• WHAT TO DO
Using the entries that follow, collect the lines where the word "Last" appears.

Records contained in a dataset:
##########

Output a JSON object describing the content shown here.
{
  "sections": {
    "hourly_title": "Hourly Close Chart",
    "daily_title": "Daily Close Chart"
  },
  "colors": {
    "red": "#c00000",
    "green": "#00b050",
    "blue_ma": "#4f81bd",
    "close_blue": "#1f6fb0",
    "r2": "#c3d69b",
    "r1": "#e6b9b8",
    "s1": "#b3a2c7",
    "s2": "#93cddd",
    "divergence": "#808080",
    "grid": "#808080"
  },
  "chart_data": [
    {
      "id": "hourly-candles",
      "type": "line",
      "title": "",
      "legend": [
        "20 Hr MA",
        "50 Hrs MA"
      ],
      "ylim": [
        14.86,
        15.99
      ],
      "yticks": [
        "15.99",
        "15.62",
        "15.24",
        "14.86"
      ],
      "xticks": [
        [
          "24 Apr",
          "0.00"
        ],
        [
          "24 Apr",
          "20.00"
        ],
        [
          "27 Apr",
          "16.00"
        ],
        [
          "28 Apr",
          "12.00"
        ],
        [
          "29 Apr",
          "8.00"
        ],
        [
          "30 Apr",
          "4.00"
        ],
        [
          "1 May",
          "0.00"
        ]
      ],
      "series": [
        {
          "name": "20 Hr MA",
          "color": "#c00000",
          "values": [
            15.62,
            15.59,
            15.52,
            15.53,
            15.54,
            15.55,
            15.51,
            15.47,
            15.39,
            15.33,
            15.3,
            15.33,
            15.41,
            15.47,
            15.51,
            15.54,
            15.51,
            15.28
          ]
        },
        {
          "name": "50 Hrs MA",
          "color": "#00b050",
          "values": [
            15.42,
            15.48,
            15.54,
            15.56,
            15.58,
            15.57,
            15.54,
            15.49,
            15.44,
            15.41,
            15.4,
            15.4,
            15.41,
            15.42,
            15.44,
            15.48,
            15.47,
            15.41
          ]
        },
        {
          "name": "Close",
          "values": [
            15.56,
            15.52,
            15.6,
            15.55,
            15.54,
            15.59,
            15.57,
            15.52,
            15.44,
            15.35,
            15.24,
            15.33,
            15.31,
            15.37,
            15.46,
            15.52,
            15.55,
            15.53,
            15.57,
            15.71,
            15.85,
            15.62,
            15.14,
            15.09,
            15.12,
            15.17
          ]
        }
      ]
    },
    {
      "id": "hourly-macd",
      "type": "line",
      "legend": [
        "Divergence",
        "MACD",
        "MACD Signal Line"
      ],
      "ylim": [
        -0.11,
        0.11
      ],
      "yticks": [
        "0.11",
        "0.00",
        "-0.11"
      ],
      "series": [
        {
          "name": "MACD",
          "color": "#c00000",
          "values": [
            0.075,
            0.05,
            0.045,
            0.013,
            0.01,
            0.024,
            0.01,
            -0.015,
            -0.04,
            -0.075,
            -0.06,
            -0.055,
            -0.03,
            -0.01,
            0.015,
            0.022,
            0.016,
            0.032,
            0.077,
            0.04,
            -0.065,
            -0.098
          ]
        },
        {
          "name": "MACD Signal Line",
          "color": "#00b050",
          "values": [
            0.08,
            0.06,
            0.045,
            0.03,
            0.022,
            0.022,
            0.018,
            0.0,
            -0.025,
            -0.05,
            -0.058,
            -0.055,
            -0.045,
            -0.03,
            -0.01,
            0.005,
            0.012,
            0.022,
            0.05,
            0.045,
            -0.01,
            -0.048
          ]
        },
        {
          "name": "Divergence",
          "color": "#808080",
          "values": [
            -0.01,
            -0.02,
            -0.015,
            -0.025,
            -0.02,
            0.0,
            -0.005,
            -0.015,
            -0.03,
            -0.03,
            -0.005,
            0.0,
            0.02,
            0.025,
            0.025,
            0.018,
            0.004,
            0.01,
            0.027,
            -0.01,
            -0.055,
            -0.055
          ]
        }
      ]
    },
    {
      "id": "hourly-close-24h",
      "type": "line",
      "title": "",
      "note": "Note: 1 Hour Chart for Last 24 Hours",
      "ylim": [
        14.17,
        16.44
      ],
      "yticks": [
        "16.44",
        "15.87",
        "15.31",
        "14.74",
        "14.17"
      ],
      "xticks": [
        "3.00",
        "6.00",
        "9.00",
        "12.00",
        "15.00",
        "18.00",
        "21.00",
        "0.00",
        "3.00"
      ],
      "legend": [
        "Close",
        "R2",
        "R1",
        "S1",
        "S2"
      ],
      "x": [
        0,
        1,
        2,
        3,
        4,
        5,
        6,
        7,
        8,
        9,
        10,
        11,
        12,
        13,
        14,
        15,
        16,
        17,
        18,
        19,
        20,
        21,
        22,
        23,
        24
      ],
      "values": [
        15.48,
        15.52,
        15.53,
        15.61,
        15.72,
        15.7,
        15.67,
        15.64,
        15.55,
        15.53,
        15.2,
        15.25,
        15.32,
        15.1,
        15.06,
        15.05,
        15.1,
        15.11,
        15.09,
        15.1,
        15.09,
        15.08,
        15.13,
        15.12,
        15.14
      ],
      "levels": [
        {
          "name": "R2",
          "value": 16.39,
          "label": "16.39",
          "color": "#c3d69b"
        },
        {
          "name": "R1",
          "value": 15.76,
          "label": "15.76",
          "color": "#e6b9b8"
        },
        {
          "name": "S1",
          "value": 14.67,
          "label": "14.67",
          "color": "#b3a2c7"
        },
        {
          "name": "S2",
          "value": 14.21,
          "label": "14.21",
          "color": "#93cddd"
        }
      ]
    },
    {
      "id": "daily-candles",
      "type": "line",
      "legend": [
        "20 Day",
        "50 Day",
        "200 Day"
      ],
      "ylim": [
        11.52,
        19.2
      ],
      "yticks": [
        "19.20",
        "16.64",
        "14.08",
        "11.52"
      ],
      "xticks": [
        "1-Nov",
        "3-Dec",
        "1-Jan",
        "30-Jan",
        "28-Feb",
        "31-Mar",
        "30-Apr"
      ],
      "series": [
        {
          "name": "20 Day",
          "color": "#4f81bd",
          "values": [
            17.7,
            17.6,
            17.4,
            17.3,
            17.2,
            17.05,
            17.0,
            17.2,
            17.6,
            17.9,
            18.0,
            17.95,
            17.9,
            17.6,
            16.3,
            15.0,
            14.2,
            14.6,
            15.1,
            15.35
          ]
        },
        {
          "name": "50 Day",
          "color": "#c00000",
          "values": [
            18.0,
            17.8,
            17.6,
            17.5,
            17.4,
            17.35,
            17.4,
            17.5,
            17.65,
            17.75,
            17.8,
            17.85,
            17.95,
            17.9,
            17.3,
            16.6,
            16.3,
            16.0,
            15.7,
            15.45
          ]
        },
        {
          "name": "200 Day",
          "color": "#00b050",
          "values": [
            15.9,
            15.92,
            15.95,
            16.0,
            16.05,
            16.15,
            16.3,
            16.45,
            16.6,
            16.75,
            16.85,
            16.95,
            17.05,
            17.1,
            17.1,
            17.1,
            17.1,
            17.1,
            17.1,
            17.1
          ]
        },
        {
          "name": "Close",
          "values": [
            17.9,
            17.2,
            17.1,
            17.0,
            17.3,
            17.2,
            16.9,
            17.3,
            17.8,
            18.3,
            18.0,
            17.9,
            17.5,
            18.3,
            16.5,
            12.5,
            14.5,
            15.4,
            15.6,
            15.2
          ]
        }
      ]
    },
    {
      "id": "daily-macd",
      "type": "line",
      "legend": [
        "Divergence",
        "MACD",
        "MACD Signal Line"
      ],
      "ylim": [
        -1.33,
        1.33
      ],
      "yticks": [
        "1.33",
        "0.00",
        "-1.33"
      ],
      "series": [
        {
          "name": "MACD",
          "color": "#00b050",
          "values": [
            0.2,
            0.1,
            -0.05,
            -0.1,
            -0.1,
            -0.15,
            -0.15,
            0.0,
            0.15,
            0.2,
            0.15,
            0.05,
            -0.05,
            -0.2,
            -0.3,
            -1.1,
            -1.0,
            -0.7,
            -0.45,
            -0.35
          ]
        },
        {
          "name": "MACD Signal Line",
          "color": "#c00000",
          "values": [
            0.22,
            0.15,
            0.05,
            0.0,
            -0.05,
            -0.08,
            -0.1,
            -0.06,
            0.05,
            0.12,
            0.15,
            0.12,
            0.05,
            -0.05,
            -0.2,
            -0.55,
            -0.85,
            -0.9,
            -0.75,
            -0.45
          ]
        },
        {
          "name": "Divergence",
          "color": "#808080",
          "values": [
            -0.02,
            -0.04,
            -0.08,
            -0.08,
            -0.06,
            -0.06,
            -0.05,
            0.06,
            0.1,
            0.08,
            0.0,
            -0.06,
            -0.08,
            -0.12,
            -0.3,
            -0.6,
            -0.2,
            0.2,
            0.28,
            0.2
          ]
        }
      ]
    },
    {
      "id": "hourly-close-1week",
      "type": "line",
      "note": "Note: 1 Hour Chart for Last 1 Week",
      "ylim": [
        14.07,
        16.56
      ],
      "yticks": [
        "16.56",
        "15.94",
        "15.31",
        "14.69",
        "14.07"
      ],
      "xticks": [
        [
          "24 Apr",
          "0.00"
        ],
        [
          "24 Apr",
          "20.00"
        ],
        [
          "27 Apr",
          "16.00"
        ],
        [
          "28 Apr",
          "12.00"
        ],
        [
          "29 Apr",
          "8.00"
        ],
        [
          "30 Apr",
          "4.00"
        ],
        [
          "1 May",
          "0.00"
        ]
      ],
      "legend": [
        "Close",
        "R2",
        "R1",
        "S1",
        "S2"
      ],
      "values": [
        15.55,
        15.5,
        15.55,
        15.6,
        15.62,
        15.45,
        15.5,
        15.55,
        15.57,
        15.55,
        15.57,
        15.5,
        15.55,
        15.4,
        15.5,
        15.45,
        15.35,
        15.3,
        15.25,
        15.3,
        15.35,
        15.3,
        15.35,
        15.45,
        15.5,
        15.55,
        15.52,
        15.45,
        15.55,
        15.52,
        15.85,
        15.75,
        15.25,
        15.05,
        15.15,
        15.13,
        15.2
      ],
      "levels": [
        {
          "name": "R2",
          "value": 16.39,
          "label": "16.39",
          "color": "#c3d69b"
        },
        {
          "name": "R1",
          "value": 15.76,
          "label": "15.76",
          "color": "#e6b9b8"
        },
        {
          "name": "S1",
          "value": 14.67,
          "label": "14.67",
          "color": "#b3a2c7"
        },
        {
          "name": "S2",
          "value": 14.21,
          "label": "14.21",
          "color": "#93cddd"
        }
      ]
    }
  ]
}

##########

• OUTPUT FOR THIS TASK
      "note": "Note: 1 Hour Chart for Last 24 Hours",
      "note": "Note: 1 Hour Chart for Last 1 Week",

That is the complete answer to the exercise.